**Brief:**
In the data below, find every line with the string "title" and pull it out.

*** Dataset extract ***

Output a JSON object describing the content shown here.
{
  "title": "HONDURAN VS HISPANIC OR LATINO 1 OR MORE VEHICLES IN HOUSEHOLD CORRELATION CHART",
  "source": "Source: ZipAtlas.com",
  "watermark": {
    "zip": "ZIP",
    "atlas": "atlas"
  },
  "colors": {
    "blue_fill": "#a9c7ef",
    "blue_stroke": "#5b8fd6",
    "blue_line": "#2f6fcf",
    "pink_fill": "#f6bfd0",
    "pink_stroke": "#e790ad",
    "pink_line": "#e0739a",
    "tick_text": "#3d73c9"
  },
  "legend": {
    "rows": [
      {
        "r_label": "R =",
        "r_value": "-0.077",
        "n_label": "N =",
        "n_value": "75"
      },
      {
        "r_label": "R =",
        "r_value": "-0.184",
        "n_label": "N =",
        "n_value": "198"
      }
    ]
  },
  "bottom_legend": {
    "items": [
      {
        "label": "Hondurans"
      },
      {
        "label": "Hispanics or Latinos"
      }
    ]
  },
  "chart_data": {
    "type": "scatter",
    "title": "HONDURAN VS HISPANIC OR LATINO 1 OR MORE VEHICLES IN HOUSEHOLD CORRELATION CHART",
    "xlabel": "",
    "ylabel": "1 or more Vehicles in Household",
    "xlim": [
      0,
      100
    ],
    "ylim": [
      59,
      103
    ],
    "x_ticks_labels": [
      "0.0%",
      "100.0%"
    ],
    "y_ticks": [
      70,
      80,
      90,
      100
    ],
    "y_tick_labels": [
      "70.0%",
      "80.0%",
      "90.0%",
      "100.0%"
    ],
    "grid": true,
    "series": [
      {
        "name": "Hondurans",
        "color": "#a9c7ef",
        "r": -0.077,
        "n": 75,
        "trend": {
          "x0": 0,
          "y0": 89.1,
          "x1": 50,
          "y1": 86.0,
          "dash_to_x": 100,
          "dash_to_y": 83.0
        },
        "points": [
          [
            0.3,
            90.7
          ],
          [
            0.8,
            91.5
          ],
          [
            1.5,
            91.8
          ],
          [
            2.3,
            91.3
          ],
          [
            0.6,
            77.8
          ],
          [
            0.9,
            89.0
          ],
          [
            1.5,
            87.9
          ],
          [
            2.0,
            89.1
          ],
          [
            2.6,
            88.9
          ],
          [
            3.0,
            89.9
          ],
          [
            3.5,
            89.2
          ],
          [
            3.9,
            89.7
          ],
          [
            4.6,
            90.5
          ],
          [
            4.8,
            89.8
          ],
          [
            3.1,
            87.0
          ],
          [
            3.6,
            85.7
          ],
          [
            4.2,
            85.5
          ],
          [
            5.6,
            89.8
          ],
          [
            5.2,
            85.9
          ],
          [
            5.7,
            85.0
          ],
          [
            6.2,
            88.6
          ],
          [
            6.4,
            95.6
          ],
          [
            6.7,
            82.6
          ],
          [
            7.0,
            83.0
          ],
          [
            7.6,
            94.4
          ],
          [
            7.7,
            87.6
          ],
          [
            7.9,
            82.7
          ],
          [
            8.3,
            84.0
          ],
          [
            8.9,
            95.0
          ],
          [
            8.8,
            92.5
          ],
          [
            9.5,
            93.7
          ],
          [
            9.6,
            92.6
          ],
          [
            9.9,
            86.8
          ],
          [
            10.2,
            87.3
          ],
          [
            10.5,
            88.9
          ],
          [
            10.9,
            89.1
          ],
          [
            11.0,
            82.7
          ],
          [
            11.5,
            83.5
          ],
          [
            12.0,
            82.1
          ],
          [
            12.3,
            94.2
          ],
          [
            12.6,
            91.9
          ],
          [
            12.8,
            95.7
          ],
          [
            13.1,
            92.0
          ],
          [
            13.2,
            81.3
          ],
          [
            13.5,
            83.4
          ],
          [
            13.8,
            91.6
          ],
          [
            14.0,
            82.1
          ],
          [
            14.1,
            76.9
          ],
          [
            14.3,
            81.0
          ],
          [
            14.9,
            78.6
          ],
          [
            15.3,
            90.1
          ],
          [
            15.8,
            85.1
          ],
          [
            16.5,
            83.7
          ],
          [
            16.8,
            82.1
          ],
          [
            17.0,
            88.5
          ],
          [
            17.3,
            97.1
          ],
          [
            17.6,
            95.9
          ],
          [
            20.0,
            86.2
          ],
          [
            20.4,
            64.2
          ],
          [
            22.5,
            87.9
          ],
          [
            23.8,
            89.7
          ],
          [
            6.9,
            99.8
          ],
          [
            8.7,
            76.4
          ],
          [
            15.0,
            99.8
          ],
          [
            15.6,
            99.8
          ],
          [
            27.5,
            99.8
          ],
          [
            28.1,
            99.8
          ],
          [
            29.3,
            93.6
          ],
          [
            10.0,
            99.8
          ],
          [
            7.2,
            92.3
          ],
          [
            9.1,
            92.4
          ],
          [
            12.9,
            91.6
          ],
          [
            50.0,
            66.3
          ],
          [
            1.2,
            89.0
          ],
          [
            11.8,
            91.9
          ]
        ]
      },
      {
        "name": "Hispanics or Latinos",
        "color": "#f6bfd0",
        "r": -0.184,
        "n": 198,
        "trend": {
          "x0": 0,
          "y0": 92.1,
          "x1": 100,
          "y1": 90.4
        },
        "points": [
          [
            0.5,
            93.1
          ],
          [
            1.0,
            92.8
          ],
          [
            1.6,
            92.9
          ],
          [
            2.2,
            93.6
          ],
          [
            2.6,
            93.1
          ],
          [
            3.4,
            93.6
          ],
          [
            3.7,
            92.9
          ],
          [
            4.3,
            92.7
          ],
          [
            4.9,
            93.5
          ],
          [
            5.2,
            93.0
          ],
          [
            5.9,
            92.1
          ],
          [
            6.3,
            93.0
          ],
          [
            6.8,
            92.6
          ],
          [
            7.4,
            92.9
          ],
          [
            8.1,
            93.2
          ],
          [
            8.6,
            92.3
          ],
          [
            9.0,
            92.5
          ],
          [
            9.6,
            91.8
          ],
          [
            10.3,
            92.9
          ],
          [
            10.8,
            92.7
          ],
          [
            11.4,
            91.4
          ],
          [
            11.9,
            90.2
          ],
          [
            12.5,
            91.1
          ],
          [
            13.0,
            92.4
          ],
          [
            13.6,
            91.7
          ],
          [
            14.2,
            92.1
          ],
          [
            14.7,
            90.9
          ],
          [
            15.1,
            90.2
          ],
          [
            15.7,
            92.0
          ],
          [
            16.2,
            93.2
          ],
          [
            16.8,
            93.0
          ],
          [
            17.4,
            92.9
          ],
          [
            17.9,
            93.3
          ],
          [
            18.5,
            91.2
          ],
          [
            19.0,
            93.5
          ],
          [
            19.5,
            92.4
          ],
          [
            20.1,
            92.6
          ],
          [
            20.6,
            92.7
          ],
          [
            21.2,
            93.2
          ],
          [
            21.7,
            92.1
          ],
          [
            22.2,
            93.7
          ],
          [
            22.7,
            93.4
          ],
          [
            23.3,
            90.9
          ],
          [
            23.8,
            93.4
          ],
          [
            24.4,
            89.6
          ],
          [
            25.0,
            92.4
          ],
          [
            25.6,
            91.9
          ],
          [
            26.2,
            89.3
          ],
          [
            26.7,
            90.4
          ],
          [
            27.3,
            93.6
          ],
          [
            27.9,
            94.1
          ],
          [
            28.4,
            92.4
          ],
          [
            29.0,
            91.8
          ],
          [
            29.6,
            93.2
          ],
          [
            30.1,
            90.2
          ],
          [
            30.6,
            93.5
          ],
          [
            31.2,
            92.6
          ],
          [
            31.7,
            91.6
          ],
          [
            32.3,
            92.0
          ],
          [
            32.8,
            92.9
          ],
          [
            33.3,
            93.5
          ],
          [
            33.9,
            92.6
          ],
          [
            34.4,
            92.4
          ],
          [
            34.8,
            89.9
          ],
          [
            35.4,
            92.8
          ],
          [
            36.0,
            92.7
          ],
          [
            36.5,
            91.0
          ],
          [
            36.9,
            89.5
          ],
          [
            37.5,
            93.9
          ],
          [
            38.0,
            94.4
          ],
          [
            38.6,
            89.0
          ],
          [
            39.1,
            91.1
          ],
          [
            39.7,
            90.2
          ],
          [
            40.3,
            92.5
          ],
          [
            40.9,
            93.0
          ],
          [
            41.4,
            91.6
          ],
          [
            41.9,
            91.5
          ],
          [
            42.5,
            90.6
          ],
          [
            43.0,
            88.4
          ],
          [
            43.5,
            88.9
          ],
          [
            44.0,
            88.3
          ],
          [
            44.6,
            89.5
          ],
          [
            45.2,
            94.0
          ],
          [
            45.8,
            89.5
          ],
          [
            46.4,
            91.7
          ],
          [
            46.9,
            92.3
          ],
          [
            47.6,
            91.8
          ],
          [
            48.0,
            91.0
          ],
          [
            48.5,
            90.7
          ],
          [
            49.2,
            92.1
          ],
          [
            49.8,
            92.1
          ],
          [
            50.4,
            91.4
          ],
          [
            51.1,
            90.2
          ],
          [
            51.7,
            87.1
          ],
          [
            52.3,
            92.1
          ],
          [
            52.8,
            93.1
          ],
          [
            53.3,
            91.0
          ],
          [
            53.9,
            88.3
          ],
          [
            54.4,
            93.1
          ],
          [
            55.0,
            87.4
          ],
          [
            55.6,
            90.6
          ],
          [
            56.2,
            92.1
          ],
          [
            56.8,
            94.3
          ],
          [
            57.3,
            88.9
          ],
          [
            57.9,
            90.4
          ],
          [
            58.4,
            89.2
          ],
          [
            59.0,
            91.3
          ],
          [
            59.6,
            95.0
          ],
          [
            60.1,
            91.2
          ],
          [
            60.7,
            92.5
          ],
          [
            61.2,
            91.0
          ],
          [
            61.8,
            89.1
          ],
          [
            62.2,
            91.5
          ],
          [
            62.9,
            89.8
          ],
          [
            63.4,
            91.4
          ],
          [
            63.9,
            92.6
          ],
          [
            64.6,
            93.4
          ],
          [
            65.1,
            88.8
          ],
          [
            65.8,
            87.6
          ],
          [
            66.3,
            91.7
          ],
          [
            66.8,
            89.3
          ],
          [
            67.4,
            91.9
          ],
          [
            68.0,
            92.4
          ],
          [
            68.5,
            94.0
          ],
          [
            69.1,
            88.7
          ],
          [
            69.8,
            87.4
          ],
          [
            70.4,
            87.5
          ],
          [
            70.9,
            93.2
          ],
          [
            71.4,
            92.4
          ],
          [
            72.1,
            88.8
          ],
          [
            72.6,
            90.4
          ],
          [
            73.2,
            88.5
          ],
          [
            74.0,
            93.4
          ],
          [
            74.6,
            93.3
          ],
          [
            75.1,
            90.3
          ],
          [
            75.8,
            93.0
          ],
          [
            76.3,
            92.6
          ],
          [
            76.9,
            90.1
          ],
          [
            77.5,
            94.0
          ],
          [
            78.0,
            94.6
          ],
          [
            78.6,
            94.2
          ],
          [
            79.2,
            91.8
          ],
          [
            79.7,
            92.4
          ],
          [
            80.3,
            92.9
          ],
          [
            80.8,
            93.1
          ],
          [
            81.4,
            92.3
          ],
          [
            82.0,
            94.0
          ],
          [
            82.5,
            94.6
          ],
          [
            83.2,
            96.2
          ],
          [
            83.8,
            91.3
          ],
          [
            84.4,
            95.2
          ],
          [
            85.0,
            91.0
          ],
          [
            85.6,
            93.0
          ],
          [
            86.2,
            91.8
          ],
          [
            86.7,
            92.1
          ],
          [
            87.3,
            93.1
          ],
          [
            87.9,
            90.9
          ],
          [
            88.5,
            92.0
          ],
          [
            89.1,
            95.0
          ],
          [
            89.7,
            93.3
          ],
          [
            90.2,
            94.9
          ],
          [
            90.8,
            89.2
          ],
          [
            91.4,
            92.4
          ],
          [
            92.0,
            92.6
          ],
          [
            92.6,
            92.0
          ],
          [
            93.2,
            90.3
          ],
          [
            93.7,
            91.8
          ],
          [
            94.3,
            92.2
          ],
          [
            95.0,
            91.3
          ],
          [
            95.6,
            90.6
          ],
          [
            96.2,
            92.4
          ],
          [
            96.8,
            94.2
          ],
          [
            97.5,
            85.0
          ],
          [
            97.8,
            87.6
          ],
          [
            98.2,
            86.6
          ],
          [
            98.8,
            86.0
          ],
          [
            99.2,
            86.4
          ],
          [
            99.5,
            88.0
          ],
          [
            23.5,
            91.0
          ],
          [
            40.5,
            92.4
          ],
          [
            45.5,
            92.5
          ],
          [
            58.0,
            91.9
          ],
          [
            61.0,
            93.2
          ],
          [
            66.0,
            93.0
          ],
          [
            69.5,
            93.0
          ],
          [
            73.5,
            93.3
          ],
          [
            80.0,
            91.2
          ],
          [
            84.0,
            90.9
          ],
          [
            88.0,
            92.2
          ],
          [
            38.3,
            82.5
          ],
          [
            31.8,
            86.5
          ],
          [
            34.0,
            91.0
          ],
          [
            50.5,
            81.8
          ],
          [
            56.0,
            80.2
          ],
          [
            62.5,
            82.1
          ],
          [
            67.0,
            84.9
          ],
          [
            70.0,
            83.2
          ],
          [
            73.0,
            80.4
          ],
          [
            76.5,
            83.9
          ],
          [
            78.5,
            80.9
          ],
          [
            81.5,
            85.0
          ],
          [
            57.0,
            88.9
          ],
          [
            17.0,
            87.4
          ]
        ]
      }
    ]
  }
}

***

**Problem solution:**
  "title": "HONDURAN VS HISPANIC OR LATINO 1 OR MORE VEHICLES IN HOUSEHOLD CORRELATION CHART",
    "title": "HONDURAN VS HISPANIC OR LATINO 1 OR MORE VEHICLES IN HOUSEHOLD CORRELATION CHART",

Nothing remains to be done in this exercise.